*Stored records*
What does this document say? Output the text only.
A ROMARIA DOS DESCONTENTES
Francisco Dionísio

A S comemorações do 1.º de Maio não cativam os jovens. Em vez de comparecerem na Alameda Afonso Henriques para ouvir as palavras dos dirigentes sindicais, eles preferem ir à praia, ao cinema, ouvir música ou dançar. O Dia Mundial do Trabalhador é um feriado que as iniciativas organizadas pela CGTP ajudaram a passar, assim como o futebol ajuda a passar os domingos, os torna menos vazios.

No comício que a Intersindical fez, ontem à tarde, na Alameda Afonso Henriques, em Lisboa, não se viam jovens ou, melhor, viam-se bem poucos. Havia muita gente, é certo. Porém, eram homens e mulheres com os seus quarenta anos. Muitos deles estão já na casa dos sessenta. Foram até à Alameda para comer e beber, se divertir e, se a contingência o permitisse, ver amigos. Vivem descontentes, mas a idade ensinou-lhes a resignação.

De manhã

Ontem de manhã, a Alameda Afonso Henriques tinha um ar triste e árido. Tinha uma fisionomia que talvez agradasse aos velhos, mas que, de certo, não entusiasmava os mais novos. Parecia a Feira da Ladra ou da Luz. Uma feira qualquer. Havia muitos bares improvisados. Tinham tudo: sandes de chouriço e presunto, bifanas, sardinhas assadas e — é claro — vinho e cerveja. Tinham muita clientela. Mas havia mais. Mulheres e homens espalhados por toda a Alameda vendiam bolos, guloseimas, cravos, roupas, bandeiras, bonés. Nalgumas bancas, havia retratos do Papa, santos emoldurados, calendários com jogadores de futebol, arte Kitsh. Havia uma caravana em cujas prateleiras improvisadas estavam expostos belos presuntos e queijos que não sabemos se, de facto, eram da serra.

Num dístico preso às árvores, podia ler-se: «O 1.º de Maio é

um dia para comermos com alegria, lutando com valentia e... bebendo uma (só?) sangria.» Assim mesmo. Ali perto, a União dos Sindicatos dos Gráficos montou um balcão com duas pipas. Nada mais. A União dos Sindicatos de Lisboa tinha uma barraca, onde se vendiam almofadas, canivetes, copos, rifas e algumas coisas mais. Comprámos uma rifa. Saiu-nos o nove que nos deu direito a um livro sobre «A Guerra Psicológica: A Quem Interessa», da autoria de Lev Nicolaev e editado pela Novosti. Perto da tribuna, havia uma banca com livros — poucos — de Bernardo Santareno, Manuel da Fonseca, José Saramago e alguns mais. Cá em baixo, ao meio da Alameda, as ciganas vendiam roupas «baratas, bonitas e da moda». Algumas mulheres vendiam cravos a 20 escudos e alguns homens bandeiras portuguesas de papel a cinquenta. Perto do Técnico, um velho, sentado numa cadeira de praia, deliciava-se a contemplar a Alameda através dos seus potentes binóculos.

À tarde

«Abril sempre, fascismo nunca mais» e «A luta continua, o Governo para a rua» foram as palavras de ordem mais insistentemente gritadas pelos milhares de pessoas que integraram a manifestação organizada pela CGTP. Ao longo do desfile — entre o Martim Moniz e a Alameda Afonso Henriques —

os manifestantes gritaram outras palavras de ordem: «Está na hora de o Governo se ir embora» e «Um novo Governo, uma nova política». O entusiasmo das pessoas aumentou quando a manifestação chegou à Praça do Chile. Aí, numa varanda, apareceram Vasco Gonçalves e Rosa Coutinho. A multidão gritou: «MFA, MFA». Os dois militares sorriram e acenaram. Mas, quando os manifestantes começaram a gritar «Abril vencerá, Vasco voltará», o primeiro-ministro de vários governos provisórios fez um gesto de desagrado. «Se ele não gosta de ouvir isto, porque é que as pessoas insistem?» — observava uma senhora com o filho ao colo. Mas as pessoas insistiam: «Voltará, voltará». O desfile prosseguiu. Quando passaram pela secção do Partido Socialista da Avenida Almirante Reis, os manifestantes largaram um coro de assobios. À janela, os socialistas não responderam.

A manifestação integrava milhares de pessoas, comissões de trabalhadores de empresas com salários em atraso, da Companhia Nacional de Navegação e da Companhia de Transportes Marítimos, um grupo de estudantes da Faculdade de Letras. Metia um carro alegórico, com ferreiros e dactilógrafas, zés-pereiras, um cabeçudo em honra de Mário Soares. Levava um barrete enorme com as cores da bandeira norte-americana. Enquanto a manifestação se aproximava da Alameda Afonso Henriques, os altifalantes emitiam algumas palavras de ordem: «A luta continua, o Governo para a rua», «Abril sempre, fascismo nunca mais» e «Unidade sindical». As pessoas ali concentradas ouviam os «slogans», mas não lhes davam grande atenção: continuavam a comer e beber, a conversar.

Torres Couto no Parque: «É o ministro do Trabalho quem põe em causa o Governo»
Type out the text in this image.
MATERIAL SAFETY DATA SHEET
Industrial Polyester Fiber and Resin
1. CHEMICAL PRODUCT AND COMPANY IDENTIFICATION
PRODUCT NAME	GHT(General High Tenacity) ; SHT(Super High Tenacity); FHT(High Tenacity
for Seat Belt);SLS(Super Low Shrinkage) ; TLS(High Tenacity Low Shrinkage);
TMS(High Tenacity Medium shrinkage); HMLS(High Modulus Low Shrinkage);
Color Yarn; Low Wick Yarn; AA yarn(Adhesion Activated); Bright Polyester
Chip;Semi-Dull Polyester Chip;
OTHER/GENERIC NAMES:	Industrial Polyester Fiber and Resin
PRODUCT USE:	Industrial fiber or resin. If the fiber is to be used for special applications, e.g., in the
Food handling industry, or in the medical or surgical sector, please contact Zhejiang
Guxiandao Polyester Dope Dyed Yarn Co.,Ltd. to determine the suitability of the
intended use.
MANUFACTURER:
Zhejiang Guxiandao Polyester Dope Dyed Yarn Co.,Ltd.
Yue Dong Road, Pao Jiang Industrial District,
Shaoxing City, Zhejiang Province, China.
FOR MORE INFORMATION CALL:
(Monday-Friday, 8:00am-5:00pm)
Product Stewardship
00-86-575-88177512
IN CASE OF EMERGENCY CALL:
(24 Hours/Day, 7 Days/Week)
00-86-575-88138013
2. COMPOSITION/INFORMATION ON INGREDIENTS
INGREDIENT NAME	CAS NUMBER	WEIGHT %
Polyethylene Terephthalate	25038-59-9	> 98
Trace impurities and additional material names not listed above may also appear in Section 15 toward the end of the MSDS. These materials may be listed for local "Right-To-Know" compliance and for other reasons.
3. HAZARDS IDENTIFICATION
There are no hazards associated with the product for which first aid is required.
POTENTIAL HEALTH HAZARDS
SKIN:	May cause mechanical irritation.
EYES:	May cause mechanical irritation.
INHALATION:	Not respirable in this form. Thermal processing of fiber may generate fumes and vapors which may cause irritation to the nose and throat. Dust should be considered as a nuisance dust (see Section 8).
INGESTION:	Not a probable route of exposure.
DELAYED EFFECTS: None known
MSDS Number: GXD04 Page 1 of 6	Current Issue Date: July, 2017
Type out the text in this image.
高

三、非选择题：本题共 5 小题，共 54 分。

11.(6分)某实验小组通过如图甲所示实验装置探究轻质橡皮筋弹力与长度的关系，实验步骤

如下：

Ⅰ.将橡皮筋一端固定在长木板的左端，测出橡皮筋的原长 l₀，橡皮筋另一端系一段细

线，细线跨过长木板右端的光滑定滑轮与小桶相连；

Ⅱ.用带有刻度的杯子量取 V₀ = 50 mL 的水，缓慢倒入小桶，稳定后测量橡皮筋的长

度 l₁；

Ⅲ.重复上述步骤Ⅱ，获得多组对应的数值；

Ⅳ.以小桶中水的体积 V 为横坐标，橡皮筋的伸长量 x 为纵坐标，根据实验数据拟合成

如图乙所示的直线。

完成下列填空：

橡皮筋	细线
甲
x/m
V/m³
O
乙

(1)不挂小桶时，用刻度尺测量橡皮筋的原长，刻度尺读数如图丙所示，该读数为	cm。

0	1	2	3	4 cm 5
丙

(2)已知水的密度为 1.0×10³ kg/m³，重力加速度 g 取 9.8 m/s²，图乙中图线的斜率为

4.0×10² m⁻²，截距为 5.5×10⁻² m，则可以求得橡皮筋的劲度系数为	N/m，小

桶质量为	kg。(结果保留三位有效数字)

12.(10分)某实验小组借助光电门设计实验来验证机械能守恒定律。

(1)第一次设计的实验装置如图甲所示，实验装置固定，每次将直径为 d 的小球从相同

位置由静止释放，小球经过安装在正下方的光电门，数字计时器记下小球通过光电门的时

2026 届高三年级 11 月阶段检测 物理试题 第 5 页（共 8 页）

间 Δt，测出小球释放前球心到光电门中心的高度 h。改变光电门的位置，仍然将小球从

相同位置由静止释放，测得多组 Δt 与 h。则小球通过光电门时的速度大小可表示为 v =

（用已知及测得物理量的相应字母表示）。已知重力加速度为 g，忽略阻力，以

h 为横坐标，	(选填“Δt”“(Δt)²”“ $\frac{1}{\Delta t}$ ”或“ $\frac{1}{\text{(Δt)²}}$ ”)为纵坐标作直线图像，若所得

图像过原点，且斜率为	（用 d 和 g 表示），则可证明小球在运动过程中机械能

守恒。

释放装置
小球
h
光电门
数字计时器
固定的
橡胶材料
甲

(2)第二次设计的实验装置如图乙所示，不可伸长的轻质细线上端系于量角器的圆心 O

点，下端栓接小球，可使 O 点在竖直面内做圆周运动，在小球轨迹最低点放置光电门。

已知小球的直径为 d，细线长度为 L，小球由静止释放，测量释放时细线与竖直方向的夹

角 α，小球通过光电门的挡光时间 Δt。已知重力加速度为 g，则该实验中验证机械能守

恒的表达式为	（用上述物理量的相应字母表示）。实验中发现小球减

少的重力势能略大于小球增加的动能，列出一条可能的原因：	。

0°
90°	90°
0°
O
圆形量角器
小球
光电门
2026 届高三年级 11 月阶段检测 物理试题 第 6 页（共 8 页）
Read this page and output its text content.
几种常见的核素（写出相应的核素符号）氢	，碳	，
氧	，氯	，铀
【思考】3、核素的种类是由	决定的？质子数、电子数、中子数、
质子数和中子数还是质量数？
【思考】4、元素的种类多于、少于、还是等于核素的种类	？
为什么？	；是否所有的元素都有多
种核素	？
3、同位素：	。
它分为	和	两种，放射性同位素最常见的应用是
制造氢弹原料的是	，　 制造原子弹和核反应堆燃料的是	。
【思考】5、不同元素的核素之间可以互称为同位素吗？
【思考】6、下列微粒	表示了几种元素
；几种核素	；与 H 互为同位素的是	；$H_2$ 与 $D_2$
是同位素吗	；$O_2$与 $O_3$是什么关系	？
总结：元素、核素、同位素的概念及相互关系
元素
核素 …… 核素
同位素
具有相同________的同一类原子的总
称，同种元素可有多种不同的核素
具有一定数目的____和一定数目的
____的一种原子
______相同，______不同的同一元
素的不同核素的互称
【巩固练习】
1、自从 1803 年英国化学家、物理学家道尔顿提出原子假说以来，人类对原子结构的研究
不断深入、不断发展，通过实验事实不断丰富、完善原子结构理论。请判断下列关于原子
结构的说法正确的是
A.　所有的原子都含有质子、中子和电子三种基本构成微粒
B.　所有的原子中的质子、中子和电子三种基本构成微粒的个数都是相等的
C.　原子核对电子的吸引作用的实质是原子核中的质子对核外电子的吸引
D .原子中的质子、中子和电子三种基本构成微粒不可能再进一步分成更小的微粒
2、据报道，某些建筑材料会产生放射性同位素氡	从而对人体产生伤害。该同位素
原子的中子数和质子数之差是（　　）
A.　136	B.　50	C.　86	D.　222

*Directions for this task*
Copy every line in the listing above where the string "irritation" turns up.

*Full solution*
SKIN:	May cause mechanical irritation.
EYES:	May cause mechanical irritation.
INHALATION:	Not respirable in this form. Thermal processing of fiber may generate fumes and vapors which may cause irritation to the nose and throat. Dust should be considered as a nuisance dust (see Section 8).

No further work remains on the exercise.